**Dataset records:**

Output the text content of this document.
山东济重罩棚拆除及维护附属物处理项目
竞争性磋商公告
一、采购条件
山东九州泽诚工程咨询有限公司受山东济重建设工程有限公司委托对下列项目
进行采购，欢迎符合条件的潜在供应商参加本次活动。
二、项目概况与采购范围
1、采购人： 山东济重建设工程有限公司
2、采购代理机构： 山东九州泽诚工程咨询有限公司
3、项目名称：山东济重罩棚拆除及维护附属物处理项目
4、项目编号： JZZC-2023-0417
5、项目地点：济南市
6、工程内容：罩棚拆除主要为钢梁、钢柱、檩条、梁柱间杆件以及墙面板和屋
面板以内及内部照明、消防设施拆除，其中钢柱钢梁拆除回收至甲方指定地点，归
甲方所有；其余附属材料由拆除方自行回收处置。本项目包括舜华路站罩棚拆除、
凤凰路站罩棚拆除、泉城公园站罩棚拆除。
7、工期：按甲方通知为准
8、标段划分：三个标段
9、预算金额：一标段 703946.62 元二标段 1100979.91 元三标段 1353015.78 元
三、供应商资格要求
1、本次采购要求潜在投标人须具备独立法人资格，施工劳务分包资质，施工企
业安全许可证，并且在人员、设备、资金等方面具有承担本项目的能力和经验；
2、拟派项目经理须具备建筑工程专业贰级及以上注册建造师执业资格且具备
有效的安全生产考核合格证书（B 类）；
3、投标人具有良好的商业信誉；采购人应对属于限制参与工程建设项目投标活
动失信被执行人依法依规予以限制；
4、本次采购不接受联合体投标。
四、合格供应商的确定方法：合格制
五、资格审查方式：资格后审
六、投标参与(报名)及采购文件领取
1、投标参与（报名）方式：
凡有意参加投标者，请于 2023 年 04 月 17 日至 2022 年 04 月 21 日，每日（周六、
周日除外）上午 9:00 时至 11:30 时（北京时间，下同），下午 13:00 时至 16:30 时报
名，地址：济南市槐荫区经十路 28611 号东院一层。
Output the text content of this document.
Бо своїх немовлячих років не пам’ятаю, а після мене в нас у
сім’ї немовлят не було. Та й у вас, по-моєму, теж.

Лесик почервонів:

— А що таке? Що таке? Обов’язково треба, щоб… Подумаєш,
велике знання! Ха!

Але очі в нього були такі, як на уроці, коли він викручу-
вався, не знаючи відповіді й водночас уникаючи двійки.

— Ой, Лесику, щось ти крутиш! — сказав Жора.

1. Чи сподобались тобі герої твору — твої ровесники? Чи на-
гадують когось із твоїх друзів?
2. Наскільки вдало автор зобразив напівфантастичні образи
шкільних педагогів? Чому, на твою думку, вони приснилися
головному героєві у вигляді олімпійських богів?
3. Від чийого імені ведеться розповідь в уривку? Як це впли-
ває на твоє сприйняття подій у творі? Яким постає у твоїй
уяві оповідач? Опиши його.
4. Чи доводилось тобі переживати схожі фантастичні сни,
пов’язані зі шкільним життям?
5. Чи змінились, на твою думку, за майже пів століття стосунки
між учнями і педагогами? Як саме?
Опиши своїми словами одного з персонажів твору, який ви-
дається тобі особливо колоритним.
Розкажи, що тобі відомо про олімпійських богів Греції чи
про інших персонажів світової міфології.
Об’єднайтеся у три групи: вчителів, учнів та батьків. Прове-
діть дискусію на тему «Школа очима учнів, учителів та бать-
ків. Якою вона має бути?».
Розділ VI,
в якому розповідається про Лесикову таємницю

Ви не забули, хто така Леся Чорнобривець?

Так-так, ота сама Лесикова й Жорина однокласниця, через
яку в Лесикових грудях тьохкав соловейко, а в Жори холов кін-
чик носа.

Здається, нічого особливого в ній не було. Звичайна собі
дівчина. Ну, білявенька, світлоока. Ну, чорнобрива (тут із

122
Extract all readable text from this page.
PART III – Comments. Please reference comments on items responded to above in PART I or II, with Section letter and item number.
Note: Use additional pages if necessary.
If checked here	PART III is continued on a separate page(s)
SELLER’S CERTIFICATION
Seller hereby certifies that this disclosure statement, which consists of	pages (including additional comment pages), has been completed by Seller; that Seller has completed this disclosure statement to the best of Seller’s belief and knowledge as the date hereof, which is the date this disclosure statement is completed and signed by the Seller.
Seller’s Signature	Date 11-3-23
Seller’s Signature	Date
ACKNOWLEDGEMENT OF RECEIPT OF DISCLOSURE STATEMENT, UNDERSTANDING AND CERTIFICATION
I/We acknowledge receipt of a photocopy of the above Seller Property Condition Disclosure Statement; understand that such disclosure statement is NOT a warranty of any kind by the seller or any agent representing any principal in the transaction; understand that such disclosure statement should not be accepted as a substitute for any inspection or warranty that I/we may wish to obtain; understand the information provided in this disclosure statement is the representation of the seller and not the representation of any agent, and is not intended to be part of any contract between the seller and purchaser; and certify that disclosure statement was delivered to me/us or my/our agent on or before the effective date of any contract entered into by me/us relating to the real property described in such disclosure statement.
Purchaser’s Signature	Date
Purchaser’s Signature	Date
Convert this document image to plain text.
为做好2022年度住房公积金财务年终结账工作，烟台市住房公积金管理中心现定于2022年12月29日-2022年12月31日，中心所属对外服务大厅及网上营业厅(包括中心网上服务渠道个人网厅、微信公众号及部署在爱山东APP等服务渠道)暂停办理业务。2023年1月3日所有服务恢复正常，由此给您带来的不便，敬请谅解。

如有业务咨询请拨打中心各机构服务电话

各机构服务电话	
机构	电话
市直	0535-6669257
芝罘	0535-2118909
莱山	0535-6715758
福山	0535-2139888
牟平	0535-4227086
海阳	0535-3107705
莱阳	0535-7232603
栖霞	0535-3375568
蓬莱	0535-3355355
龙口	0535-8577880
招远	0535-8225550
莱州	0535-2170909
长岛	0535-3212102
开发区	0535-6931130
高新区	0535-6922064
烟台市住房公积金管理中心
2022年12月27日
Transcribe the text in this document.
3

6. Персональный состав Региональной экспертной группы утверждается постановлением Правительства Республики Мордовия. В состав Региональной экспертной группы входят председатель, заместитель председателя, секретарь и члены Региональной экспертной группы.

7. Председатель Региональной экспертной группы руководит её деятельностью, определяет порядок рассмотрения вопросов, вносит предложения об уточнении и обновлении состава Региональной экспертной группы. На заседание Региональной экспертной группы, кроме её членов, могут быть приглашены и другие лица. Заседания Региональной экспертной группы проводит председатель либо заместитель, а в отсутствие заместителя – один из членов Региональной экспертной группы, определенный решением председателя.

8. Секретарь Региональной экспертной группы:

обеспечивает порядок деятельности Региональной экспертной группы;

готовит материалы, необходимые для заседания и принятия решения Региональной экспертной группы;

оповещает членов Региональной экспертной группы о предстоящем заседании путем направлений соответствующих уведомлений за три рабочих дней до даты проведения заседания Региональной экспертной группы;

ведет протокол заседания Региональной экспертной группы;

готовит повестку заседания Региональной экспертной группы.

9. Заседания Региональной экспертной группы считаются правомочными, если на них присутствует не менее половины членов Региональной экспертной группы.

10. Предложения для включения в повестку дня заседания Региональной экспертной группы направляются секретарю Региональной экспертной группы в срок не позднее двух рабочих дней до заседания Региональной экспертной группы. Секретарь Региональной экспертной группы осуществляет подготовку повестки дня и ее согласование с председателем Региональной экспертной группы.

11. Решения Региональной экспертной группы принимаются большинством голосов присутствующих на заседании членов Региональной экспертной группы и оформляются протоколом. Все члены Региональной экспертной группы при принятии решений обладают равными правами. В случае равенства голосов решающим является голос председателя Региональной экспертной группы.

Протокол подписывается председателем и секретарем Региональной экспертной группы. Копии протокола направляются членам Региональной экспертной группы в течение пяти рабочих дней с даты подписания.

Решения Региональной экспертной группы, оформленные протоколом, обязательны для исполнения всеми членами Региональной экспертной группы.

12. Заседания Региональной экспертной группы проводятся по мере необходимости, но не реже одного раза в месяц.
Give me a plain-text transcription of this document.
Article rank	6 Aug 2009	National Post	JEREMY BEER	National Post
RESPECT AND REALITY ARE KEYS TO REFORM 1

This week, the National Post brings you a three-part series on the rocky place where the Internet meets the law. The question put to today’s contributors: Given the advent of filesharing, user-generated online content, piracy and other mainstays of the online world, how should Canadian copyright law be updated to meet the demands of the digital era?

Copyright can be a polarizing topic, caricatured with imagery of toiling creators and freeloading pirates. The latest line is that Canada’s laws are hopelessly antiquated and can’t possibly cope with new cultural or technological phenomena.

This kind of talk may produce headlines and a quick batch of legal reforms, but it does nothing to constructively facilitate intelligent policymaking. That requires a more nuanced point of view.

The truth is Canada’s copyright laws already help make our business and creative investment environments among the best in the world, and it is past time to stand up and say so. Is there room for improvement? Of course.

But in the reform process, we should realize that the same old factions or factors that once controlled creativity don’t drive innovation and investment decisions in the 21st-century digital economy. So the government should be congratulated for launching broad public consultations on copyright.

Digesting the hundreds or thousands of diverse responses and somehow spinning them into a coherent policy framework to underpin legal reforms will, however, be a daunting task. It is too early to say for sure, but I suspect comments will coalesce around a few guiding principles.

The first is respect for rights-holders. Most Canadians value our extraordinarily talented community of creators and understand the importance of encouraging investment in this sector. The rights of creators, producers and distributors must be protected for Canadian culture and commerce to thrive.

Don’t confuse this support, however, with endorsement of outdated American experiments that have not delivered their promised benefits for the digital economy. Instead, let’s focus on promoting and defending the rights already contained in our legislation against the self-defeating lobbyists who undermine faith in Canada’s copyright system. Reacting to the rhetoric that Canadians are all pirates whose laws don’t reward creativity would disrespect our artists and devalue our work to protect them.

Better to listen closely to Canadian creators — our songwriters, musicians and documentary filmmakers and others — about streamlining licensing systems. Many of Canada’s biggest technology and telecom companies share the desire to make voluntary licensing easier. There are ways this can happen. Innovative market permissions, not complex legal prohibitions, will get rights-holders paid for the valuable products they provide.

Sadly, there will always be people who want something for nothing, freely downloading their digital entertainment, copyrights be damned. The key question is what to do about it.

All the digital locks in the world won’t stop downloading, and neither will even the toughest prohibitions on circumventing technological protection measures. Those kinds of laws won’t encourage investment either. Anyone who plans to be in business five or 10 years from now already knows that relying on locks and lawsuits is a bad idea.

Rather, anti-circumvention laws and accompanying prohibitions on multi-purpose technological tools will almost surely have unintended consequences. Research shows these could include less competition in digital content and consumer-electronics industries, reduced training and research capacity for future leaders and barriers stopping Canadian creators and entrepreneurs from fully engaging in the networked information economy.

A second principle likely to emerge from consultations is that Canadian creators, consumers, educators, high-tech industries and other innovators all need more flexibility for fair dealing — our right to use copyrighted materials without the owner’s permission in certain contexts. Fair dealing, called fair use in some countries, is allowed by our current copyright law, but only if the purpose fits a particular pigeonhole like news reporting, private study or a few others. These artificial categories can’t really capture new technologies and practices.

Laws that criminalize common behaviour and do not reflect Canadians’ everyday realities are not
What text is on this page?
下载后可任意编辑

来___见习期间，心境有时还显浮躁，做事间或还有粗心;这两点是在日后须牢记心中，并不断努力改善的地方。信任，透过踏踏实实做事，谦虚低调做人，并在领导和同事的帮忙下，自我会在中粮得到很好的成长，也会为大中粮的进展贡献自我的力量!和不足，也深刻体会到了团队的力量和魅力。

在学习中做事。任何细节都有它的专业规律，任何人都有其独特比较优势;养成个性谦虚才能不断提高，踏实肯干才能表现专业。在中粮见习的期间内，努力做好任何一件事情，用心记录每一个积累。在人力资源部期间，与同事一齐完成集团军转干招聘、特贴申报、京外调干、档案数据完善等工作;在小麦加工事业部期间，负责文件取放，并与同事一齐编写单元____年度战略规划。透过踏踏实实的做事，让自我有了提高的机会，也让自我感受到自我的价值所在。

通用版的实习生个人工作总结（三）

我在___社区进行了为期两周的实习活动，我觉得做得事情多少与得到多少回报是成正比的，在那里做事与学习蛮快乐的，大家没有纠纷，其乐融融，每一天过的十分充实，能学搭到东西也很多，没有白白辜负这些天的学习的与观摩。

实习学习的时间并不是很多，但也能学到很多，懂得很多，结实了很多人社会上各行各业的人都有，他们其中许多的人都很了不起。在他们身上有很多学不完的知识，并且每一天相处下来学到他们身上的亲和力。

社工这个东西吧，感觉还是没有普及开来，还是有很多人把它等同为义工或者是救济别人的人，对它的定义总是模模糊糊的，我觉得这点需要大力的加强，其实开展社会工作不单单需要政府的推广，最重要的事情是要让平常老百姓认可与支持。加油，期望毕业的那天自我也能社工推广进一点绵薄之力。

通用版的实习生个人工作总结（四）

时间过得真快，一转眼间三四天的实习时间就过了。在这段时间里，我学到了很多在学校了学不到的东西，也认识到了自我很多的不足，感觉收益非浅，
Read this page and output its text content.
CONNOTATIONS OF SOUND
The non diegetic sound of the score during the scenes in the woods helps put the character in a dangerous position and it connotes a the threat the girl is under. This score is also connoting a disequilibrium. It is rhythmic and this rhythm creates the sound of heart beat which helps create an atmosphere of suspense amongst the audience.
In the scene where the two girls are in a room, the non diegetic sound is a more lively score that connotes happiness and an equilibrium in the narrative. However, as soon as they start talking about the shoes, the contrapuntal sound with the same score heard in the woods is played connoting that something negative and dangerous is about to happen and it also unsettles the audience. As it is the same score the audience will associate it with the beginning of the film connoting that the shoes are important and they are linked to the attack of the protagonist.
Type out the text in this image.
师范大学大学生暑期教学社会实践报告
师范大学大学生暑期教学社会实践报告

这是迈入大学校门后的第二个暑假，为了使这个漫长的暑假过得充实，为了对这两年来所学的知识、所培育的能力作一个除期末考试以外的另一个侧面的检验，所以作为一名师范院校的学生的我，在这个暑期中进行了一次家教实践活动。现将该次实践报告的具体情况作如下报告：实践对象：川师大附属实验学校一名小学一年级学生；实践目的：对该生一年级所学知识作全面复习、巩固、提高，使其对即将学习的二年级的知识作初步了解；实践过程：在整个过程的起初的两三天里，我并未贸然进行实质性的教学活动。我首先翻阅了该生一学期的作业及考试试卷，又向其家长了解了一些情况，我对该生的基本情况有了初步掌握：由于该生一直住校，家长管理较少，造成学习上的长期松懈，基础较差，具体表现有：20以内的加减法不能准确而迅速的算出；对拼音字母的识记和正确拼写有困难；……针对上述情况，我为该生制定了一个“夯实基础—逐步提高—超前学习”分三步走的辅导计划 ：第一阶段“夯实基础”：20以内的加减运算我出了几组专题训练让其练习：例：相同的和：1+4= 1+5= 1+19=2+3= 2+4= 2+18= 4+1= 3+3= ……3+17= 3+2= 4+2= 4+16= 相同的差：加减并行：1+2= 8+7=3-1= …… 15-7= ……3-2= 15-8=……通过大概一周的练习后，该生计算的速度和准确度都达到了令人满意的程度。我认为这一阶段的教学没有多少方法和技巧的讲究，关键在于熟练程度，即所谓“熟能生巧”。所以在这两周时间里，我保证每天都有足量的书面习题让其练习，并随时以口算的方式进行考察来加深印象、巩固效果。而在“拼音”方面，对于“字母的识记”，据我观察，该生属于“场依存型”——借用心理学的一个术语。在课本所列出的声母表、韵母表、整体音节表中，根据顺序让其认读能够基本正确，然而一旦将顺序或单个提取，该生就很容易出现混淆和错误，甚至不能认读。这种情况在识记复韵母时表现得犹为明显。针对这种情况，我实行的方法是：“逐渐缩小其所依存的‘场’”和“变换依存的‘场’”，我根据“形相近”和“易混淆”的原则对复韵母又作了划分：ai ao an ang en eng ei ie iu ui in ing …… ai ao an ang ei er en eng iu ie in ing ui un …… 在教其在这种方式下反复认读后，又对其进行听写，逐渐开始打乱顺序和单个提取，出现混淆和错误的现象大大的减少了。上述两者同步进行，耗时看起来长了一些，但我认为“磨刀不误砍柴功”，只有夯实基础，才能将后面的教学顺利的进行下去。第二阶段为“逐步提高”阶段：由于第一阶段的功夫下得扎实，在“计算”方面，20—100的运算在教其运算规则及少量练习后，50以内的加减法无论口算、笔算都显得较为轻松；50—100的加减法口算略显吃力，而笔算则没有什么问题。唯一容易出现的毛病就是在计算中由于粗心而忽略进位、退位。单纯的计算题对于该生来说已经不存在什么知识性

**Written exercise:** Find the lines containing "богів" and pull them out.

**Completed task:**
головному героєві у вигляді олімпійських богів?
Розкажи, що тобі відомо про олімпійських богів Греції чи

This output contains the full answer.